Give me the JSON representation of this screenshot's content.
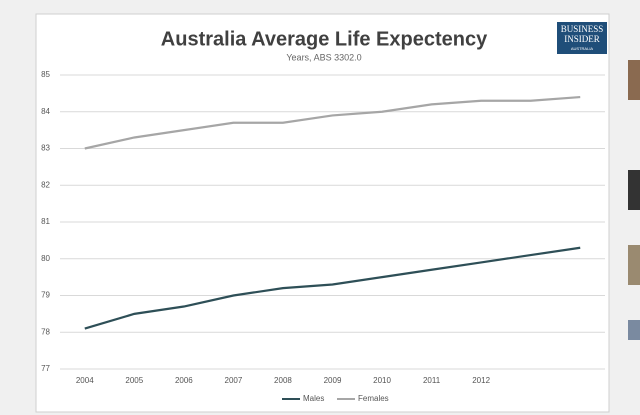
{
  "chart_data": {
    "type": "line",
    "title": "Australia Average Life Expectency",
    "subtitle": "Years, ABS 3302.0",
    "categories": [
      "2004",
      "2005",
      "2006",
      "2007",
      "2008",
      "2009",
      "2010",
      "2011",
      "2012",
      null,
      null
    ],
    "series": [
      {
        "name": "Males",
        "color": "#2e4f57",
        "values": [
          78.1,
          78.5,
          78.7,
          79.0,
          79.2,
          79.3,
          79.5,
          79.7,
          79.9,
          80.1,
          80.3
        ]
      },
      {
        "name": "Females",
        "color": "#a6a6a6",
        "values": [
          83.0,
          83.3,
          83.5,
          83.7,
          83.7,
          83.9,
          84.0,
          84.2,
          84.3,
          84.3,
          84.4
        ]
      }
    ],
    "ylim": [
      77,
      85
    ],
    "yticks": [
      77,
      78,
      79,
      80,
      81,
      82,
      83,
      84,
      85
    ],
    "grid": true,
    "legend": "bottom"
  },
  "logo": {
    "line1": "BUSINESS",
    "line2": "INSIDER",
    "line3": "AUSTRALIA"
  }
}
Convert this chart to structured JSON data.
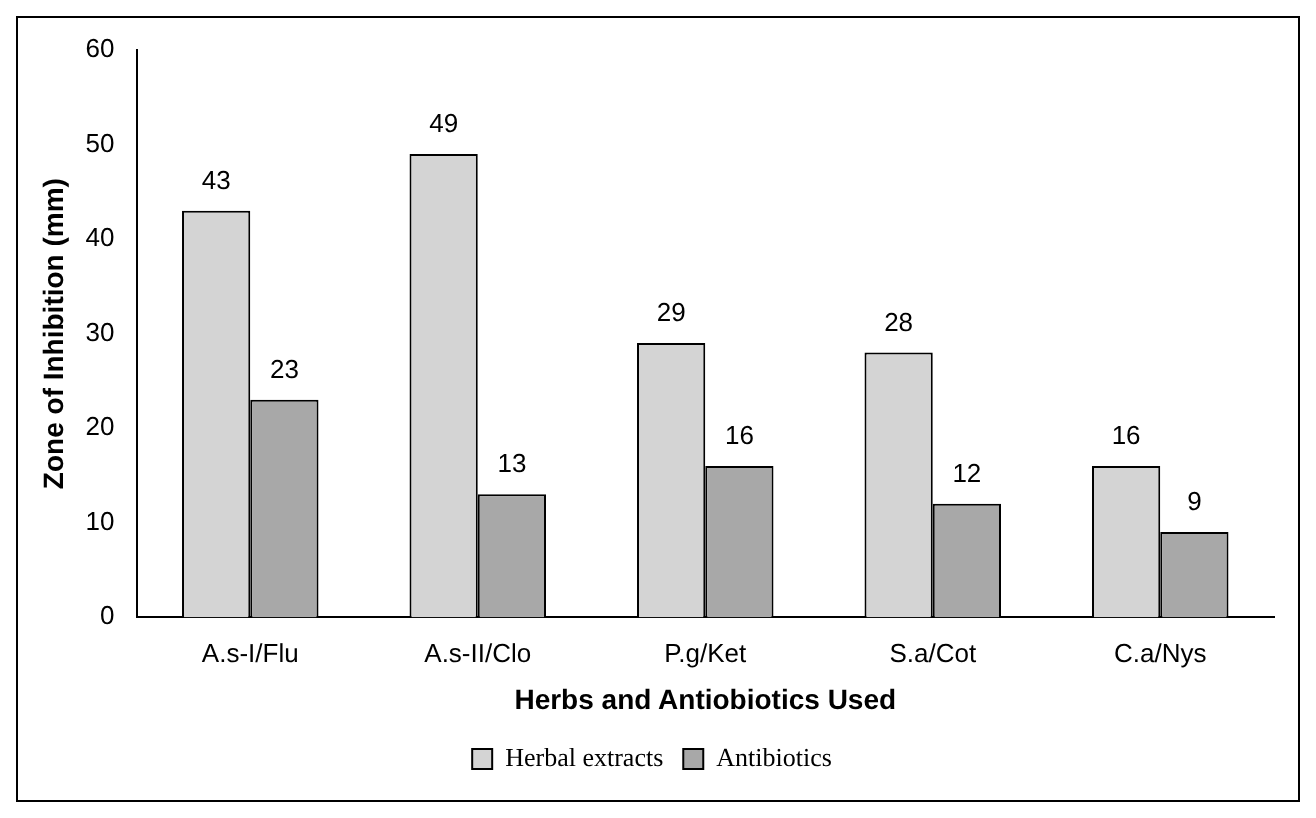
{
  "chart_data": {
    "type": "bar",
    "xlabel": "Herbs and Antiobiotics Used",
    "ylabel": "Zone of Inhibition (mm)",
    "categories": [
      "A.s-I/Flu",
      "A.s-II/Clo",
      "P.g/Ket",
      "S.a/Cot",
      "C.a/Nys"
    ],
    "series": [
      {
        "name": "Herbal extracts",
        "color": "#d4d4d4",
        "values": [
          43,
          49,
          29,
          28,
          16
        ]
      },
      {
        "name": "Antibiotics",
        "color": "#a8a8a8",
        "values": [
          23,
          13,
          16,
          12,
          9
        ]
      }
    ],
    "ylim": [
      0,
      60
    ],
    "yticks": [
      0,
      10,
      20,
      30,
      40,
      50,
      60
    ],
    "grid": false,
    "legend": "bottom",
    "data_labels": true
  }
}
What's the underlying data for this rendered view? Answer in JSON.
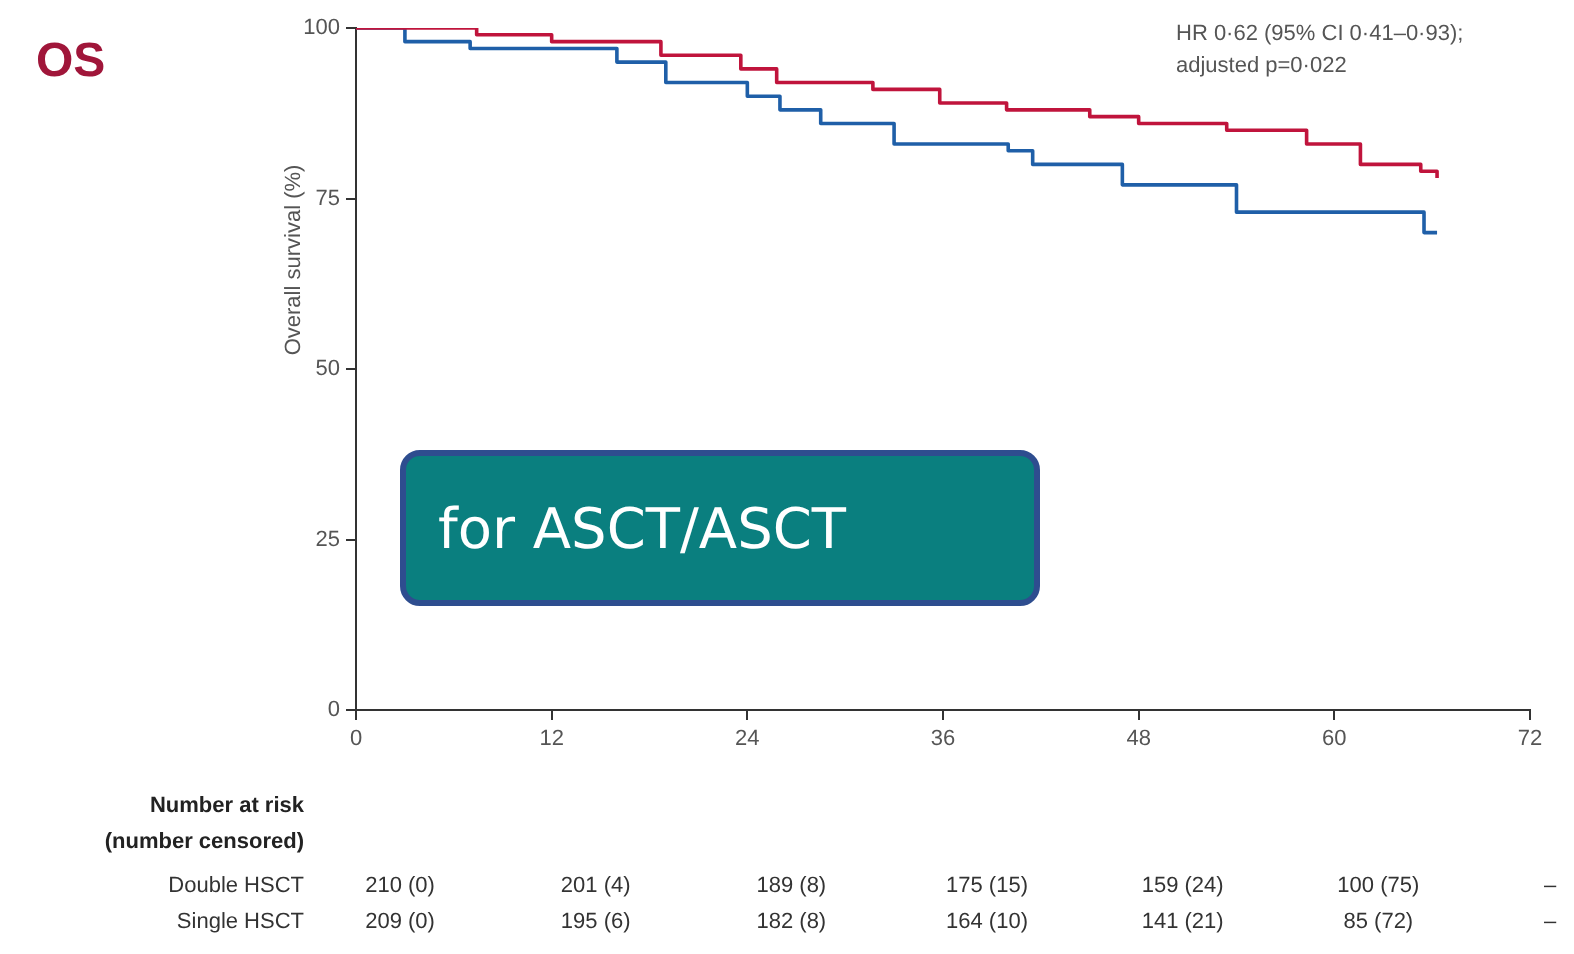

EXERCISE DIRECTIONS – Set down the material exactly, every line of it, except for the pictures.

RESULT –
Give me the JSON representation of this screenshot's content.
{
  "chart_data": {
    "type": "line",
    "title": "Australia Average Life Expectency",
    "subtitle": "Years, ABS 3302.0",
    "categories": [
      "2004",
      "2005",
      "2006",
      "2007",
      "2008",
      "2009",
      "2010",
      "2011",
      "2012",
      null,
      null
    ],
    "series": [
      {
        "name": "Males",
        "color": "#2e4f57",
        "values": [
          78.1,
          78.5,
          78.7,
          79.0,
          79.2,
          79.3,
          79.5,
          79.7,
          79.9,
          80.1,
          80.3
        ]
      },
      {
        "name": "Females",
        "color": "#a6a6a6",
        "values": [
          83.0,
          83.3,
          83.5,
          83.7,
          83.7,
          83.9,
          84.0,
          84.2,
          84.3,
          84.3,
          84.4
        ]
      }
    ],
    "ylim": [
      77,
      85
    ],
    "yticks": [
      77,
      78,
      79,
      80,
      81,
      82,
      83,
      84,
      85
    ],
    "grid": true,
    "legend": "bottom"
  },
  "logo": {
    "line1": "BUSINESS",
    "line2": "INSIDER",
    "line3": "AUSTRALIA"
  }
}
Convert this chart to structured JSON data.
{
  "chart_data": {
    "type": "bar",
    "xlabel": "Herbs and Antiobiotics Used",
    "ylabel": "Zone of Inhibition (mm)",
    "categories": [
      "A.s-I/Flu",
      "A.s-II/Clo",
      "P.g/Ket",
      "S.a/Cot",
      "C.a/Nys"
    ],
    "series": [
      {
        "name": "Herbal extracts",
        "color": "#d4d4d4",
        "values": [
          43,
          49,
          29,
          28,
          16
        ]
      },
      {
        "name": "Antibiotics",
        "color": "#a8a8a8",
        "values": [
          23,
          13,
          16,
          12,
          9
        ]
      }
    ],
    "ylim": [
      0,
      60
    ],
    "yticks": [
      0,
      10,
      20,
      30,
      40,
      50,
      60
    ],
    "grid": false,
    "legend": "bottom",
    "data_labels": true
  }
}
What's the underlying data for this rendered view? Answer in JSON.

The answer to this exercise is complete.